▶ **PASSAGE**
━━━━━━

2. Employ appropriate academic
standards of writing; the
propositions in the course
should be credible and
defensible, and supported by
appropriate authority,
referencing suitable published
material.
3. The content of the course should be constructed
as a set of propositions connected by soundly
reasoned arguments.
The propositions in the course must be clearly
true or constructed in a way that establishes their
credibility in the context.
Overall, the writing should demonstrate that the
propositions and the arguments are coherent,
soundly based, relevant and useful.
4. The content should not be written emotively, but
rather, be fair and balanced. It should show, or
imply, that alternative perspectives have been
considered too.
5. The material should cite appropriate sources, for
example, relevant experts and authorities,
respected publications, and perhaps original
sources.
Include a bibliography appropriate to the field,
discipline, or profession that is suitable to
students’ level of knowledge.
6. The material should be grounded and
meaningful to the audience, and make the heart
of the meaning in the arguments clear.
It should provide logical reasons that the
audience can understand and respect as fair and
balanced.

━━━━━━

Items listed in a dataset
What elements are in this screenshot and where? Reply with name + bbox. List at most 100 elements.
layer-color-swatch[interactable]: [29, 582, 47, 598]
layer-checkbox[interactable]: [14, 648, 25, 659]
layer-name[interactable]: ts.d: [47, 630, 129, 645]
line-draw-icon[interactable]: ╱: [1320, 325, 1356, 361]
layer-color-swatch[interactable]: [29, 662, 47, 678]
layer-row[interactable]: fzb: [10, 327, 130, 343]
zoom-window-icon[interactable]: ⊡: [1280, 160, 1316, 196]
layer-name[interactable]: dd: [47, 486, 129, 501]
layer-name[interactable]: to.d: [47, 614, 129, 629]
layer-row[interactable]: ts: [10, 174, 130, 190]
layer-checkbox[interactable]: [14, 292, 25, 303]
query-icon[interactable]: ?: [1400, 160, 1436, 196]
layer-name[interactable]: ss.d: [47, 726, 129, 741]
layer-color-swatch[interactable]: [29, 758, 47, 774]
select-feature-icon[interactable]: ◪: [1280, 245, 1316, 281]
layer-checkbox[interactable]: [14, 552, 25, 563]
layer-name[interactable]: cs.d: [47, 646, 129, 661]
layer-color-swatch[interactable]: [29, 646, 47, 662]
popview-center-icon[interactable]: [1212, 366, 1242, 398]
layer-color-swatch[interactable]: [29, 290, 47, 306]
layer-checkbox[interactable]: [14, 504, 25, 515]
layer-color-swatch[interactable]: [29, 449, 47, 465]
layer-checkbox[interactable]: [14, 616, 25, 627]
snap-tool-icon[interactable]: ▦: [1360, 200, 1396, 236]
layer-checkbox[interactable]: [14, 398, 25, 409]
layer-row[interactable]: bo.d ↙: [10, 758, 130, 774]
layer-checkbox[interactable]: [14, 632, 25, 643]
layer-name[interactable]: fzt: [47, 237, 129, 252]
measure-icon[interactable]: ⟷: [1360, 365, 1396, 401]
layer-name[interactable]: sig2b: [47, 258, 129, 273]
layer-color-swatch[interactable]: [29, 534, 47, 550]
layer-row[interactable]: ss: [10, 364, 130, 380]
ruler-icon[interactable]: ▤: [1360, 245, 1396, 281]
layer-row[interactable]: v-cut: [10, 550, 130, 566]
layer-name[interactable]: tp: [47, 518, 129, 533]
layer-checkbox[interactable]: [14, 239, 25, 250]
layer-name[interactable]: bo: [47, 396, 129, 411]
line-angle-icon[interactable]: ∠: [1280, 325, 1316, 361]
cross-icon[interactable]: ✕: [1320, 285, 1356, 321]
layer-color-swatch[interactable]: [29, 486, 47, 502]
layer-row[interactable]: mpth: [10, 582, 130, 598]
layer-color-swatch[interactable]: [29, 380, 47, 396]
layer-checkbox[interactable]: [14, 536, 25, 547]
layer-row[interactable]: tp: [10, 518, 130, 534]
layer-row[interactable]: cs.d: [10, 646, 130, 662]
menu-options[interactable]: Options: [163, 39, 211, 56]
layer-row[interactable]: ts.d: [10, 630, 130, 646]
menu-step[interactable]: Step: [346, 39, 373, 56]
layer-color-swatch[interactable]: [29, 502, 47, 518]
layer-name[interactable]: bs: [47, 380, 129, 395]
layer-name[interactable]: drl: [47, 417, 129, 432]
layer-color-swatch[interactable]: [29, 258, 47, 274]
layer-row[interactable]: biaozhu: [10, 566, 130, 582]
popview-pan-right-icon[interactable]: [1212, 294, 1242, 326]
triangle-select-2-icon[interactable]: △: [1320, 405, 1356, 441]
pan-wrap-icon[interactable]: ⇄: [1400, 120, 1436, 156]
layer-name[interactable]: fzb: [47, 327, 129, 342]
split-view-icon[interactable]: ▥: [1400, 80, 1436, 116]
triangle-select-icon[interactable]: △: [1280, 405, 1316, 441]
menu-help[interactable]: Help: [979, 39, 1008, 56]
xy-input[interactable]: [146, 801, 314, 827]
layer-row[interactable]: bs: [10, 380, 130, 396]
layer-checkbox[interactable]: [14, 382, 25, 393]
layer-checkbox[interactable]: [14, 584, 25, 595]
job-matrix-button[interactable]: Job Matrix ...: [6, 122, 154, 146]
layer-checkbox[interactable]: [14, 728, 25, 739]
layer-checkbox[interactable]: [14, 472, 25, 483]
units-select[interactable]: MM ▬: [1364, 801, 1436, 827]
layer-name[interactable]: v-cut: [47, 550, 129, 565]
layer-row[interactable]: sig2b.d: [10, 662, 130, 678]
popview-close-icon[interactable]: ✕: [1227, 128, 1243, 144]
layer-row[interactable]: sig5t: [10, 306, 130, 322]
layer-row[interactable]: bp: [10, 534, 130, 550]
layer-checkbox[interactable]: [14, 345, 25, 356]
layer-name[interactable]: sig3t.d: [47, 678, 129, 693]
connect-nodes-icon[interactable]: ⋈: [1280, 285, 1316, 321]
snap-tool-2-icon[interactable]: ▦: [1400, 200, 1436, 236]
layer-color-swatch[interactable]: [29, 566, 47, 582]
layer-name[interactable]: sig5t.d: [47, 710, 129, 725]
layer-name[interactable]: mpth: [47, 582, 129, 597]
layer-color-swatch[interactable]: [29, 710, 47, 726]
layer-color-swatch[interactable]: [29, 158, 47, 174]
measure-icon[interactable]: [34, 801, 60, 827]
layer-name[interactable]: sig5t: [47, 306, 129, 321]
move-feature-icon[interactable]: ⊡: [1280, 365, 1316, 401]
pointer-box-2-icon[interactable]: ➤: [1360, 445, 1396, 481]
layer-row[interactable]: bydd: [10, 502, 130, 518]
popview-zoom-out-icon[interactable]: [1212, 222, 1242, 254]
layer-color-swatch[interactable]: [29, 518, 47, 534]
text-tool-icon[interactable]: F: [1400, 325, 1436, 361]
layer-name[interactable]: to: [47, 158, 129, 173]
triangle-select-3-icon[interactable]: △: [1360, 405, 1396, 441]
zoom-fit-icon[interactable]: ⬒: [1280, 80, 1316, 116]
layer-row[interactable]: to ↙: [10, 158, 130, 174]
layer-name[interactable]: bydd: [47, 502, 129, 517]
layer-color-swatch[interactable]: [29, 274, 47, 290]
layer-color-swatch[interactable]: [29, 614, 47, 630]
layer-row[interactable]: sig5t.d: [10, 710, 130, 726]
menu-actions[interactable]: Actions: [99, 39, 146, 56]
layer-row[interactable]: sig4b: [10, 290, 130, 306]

━━━━━━

▶ **DIRECTIONS**
**1.** Print the guidelines on writing course content from "5. The material" down to "the arguments clear.".
**2.** Proceed with the guidelines on writing course content, starting after their last sentence.

▶ **OUTPUTS BY TASK**
**1.**
5. The material should cite appropriate sources, for
example, relevant experts and authorities,
respected publications, and perhaps original
sources.
Include a bibliography appropriate to the field,
discipline, or profession that is suitable to
students’ level of knowledge.
6. The material should be grounded and
meaningful to the audience, and make the heart
of the meaning in the arguments clear.

**2.**
7. An educational course introduces students to the
knowledge base of a field, discipline or
profession, including its commonly accepted
models, frameworks, theories and perspectives,
its accepted repertoire of facts and propositions,
and perhaps its contested areas.
The material needs to carry out this introduction
in a way that is accessible to students and
enables them to establish their own foundation of
understanding.
8. Care needs to be taken to distinguish clearly in
the material between what are considered to be
facts and what are opinions, perspectives,
assertions and claims. Establishing the context is
an important aspect of this endeavour.
9. An integral purpose of an educational course is
to introduce students to the conversation (or
discourse) of a particular field or discipline. The
propositions and the arguments in a course
serve to contribute to this purpose.
Accordingly, the writing should lead students
naturally into discussion and further reading.